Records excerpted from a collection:

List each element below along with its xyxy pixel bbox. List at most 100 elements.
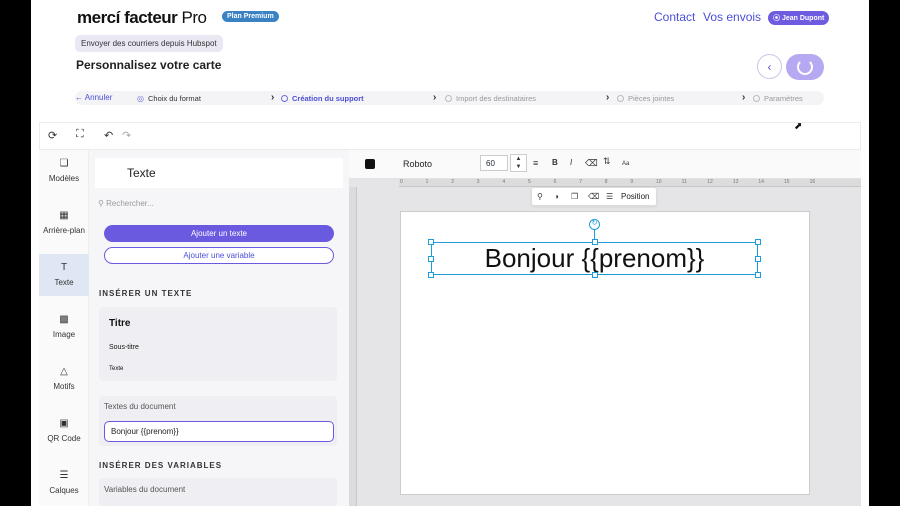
resize-handle[interactable] <box>755 272 761 278</box>
opacity-icon[interactable]: ◑ <box>554 192 559 201</box>
refresh-icon[interactable]: ⟳ <box>48 129 57 142</box>
layers-icon[interactable]: ☰ <box>606 192 613 201</box>
step-recipients[interactable]: Import des destinataires <box>445 94 536 103</box>
insert-text-heading: INSÉRER UN TEXTE <box>99 289 193 298</box>
rail-item-image[interactable]: ▩ Image <box>39 314 89 356</box>
rail-item-layers[interactable]: ☰ Calques <box>39 470 89 506</box>
horizontal-ruler: 0 1 2 3 4 5 6 7 8 9 10 11 12 13 14 15 16 <box>399 179 861 187</box>
text-case-button[interactable]: Aa <box>622 161 629 167</box>
eraser-icon[interactable]: ⌫ <box>585 158 598 169</box>
ruler-number: 7 <box>579 179 582 185</box>
step-format[interactable]: ◎ Choix du format <box>137 94 201 103</box>
step-settings[interactable]: Paramètres <box>753 94 803 103</box>
chevron-down-icon[interactable]: ▼ <box>516 164 522 170</box>
bold-button[interactable]: B <box>552 158 558 167</box>
loading-spinner-icon <box>797 59 813 75</box>
resize-handle[interactable] <box>755 239 761 245</box>
background-icon: ▦ <box>59 210 69 221</box>
ruler-number: 4 <box>502 179 506 185</box>
stepper-bar: ◎ Choix du format › Création du support ›… <box>75 91 824 105</box>
ruler-number: 9 <box>630 179 634 185</box>
ruler-number: 5 <box>528 179 531 185</box>
rotate-handle-icon[interactable]: ↻ <box>589 219 600 230</box>
tool-rail: ❏ Modèles ▦ Arrière-plan T Texte ▩ Image △ Mo… <box>39 150 89 506</box>
nav-sends-link[interactable]: Vos envois <box>703 10 761 24</box>
vertical-ruler <box>349 187 357 506</box>
ruler-number: 3 <box>476 179 480 185</box>
redo-icon[interactable]: ↷ <box>122 129 131 142</box>
insert-body-text[interactable]: Texte <box>109 366 123 372</box>
font-select[interactable]: Roboto <box>403 159 432 169</box>
insert-title[interactable]: Titre <box>109 318 131 329</box>
chevron-left-icon: ‹ <box>767 59 772 74</box>
document-text-item[interactable]: Bonjour {{prenom}} <box>104 421 334 442</box>
mouse-cursor-icon: ⬈ <box>794 121 803 132</box>
page-title: Personnalisez votre carte <box>76 58 222 72</box>
image-icon: ▩ <box>59 314 69 325</box>
user-badge[interactable]: ⦿ Jean Dupont <box>768 11 830 25</box>
rail-item-templates[interactable]: ❏ Modèles <box>39 158 89 200</box>
add-variable-button[interactable]: Ajouter une variable <box>104 247 334 264</box>
text-icon: T <box>60 262 68 273</box>
panel-title: Texte <box>127 166 156 180</box>
resize-handle[interactable] <box>428 272 434 278</box>
circle-icon <box>445 95 452 102</box>
italic-button[interactable]: I <box>570 158 572 167</box>
trash-icon[interactable]: ⌫ <box>588 192 599 201</box>
ruler-number: 1 <box>425 179 429 185</box>
chevron-right-icon: › <box>433 92 437 103</box>
ruler-number: 6 <box>553 179 557 185</box>
search-icon: ⚲ <box>98 199 104 208</box>
resize-handle[interactable] <box>592 272 598 278</box>
resize-handle[interactable] <box>428 239 434 245</box>
search-input[interactable]: ⚲ Rechercher... <box>98 199 338 215</box>
step-attachments[interactable]: Pièces jointes <box>617 94 674 103</box>
font-size-stepper[interactable]: ▲ ▼ <box>510 154 527 172</box>
text-color-swatch[interactable] <box>365 159 375 169</box>
rail-item-background[interactable]: ▦ Arrière-plan <box>39 210 89 252</box>
font-size-input[interactable]: 60 <box>480 155 508 171</box>
ruler-number: 0 <box>400 179 403 185</box>
element-toolbar: ⚲ ◑ ❐ ⌫ ☰ Position <box>531 187 657 206</box>
templates-icon: ❏ <box>59 158 69 169</box>
cancel-link[interactable]: ← Annuler <box>75 93 112 102</box>
next-button[interactable] <box>786 54 824 80</box>
shapes-icon: △ <box>60 366 68 377</box>
resize-handle[interactable] <box>592 239 598 245</box>
ruler-number: 14 <box>758 179 764 185</box>
circle-icon <box>753 95 760 102</box>
undo-icon[interactable]: ↶ <box>104 129 113 142</box>
insert-subtitle[interactable]: Sous-titre <box>109 344 139 351</box>
position-button[interactable]: Position <box>621 192 649 201</box>
selection-box[interactable] <box>428 239 761 278</box>
resize-handle[interactable] <box>428 256 434 262</box>
rail-item-qr-code[interactable]: ▣ QR Code <box>39 418 89 460</box>
unlock-icon[interactable]: ⚲ <box>537 192 543 201</box>
duplicate-icon[interactable]: ❐ <box>571 192 578 201</box>
add-text-button[interactable]: Ajouter un texte <box>104 225 334 242</box>
back-button[interactable]: ‹ <box>757 54 782 79</box>
chevron-up-icon[interactable]: ▲ <box>516 156 522 162</box>
nav-contact-link[interactable]: Contact <box>654 10 695 24</box>
ruler-number: 8 <box>604 179 608 185</box>
circle-icon <box>617 95 624 102</box>
layers-icon: ☰ <box>59 470 69 481</box>
plan-badge: Plan Premium <box>222 11 279 22</box>
rail-item-shapes[interactable]: △ Motifs <box>39 366 89 408</box>
ruler-number: 12 <box>707 179 713 185</box>
insert-variables-heading: INSÉRER DES VARIABLES <box>99 461 223 470</box>
align-center-icon[interactable]: ≡ <box>533 158 538 168</box>
ruler-number: 15 <box>784 179 790 185</box>
chevron-right-icon: › <box>742 92 746 103</box>
hubspot-chip: Envoyer des courriers depuis Hubspot <box>75 35 223 52</box>
line-height-icon[interactable]: ⇅ <box>603 156 611 167</box>
resize-handle[interactable] <box>755 256 761 262</box>
qr-code-icon: ▣ <box>59 418 69 429</box>
rail-item-text[interactable]: T Texte <box>39 254 89 296</box>
app-window: mercí facteur Pro Plan Premium Contact V… <box>31 0 869 506</box>
fullscreen-icon[interactable]: ⛶ <box>76 128 84 141</box>
logo[interactable]: mercí facteur Pro <box>77 8 207 28</box>
ruler-number: 16 <box>809 179 816 185</box>
step-support[interactable]: Création du support <box>281 94 364 103</box>
chevron-right-icon: › <box>606 92 610 103</box>
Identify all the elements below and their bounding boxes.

■ **WHAT TO PRODUCE**
Copy out the lines of the material word for word, starting at the line containing "resize-handle[interactable] <box>755 272" and ending after the line containing "insert-text-heading: INSÉRER UN".

■ **REPLY TO THE TASK**
resize-handle[interactable] <box>755 272 761 278</box>
opacity-icon[interactable]: ◑ <box>554 192 559 201</box>
refresh-icon[interactable]: ⟳ <box>48 129 57 142</box>
layers-icon[interactable]: ☰ <box>606 192 613 201</box>
step-recipients[interactable]: Import des destinataires <box>445 94 536 103</box>
insert-text-heading: INSÉRER UN TEXTE <box>99 289 193 298</box>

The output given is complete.